*Your objective*
From the listing below, pull out every line where the string "Side" appears.
───── Records for this task ─────
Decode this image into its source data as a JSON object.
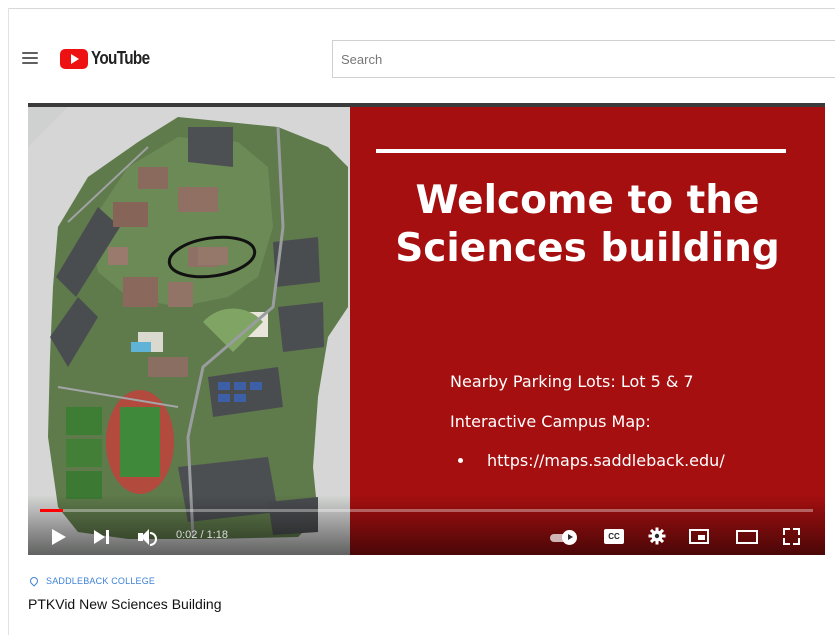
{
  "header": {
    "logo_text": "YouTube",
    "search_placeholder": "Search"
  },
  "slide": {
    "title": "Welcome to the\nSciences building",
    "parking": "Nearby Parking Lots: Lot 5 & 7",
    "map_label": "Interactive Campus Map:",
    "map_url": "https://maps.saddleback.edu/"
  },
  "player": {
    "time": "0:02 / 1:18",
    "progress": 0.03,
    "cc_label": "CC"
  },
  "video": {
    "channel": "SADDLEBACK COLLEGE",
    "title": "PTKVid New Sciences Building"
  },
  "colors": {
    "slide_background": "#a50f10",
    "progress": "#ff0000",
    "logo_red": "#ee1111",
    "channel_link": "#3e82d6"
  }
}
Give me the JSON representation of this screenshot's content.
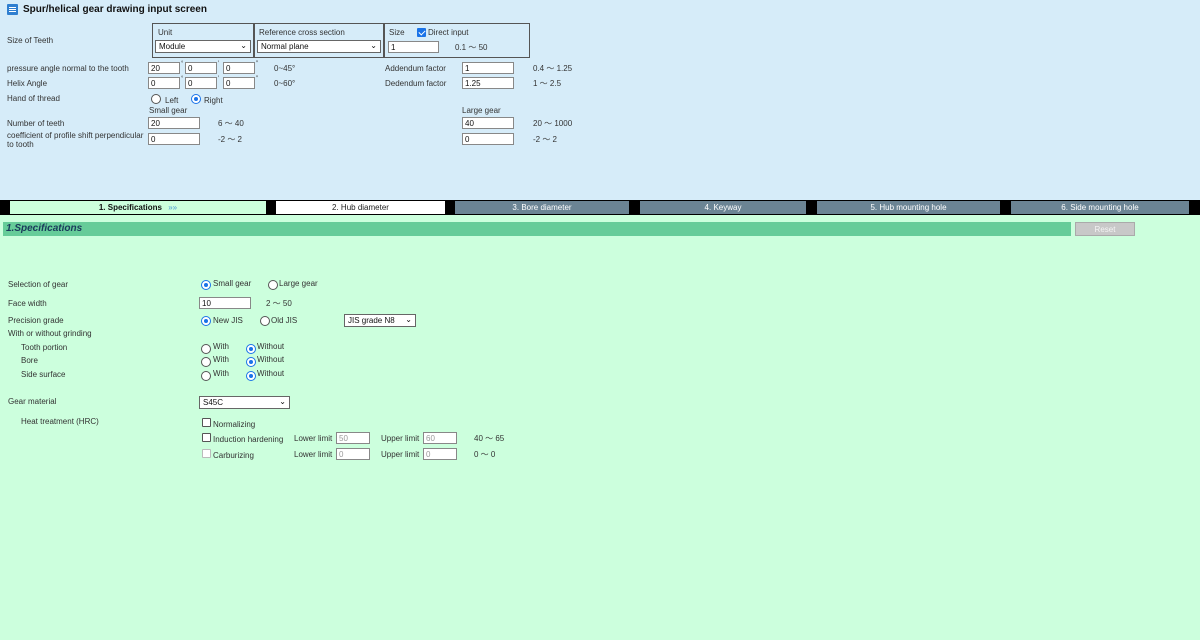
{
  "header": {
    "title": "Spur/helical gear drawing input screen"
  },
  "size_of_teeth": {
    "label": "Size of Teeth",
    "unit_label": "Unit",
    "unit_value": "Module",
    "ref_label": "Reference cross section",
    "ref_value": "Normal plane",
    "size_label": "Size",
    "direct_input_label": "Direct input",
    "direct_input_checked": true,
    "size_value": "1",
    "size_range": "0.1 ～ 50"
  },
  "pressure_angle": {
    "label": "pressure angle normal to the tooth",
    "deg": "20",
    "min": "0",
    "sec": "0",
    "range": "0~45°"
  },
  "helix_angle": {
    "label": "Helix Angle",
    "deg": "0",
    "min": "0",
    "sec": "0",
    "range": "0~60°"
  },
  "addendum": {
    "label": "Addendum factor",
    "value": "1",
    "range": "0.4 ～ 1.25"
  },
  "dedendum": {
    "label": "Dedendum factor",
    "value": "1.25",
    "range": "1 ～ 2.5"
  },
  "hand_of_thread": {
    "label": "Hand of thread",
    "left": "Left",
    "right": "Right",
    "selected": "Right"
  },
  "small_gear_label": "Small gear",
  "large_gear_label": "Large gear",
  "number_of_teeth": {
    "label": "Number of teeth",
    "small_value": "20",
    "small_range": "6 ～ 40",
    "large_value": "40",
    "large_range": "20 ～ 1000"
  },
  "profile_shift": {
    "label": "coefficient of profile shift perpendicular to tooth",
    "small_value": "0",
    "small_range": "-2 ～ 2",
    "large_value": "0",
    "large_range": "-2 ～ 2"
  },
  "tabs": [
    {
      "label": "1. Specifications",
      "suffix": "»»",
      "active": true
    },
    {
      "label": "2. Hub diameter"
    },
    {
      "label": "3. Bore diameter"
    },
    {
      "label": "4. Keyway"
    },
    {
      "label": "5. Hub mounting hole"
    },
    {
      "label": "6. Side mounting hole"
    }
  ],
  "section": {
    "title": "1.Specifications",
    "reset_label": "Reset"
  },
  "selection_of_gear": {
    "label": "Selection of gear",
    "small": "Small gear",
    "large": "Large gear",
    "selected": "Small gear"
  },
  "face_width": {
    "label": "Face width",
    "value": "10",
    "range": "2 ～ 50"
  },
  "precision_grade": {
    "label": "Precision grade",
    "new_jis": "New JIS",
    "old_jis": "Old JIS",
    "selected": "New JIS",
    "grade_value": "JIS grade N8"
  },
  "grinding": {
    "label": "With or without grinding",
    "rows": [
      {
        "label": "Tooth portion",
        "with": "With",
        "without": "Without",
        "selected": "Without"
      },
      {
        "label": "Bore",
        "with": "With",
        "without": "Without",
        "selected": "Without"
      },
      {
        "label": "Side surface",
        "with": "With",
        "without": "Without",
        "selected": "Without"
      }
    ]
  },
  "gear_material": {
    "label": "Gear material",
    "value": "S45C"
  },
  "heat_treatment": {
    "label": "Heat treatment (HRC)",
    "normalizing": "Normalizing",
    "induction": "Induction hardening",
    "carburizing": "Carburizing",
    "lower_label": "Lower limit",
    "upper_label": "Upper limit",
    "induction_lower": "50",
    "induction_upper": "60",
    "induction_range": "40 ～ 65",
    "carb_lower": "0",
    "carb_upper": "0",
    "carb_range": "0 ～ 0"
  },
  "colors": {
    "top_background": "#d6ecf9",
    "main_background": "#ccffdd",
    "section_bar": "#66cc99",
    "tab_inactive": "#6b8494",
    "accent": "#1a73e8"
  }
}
─────
───── Records for this task ─────
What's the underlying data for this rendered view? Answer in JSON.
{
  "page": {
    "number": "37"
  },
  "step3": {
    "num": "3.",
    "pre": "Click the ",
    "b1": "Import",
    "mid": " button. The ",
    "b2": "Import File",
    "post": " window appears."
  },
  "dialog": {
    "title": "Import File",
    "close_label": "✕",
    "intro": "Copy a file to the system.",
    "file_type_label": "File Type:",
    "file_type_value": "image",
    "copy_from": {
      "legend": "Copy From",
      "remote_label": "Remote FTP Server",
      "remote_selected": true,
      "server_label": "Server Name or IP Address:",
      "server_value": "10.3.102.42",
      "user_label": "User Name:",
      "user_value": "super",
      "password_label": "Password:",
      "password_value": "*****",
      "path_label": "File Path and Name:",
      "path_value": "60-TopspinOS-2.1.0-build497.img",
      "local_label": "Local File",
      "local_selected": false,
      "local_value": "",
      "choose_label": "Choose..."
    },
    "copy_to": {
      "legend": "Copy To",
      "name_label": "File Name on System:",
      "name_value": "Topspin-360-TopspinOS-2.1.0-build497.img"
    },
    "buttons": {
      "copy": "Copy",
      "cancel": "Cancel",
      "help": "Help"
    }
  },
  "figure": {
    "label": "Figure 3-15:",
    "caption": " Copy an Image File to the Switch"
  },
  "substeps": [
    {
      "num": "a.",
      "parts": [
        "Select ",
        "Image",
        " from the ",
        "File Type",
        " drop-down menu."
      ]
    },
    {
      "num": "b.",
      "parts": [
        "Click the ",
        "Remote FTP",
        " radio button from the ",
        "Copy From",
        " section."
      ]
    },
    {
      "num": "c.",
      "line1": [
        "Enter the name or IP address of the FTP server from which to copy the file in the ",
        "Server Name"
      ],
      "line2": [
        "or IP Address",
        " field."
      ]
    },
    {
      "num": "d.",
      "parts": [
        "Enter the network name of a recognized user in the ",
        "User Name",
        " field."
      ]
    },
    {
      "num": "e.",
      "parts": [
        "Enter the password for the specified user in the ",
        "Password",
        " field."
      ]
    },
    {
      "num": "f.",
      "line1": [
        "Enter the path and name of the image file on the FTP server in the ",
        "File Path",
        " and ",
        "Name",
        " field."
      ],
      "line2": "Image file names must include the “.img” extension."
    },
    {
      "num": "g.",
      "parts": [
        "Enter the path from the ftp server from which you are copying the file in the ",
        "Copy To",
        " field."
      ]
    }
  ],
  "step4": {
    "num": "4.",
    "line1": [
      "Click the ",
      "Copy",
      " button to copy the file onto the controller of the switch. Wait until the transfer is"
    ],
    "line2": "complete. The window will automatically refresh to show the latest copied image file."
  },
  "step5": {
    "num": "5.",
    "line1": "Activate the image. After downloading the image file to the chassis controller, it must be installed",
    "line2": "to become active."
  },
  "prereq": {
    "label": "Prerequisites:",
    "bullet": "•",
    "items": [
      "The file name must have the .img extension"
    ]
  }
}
─────
*Task output*
      "label": "6. Side mounting hole"
        "label": "Side surface",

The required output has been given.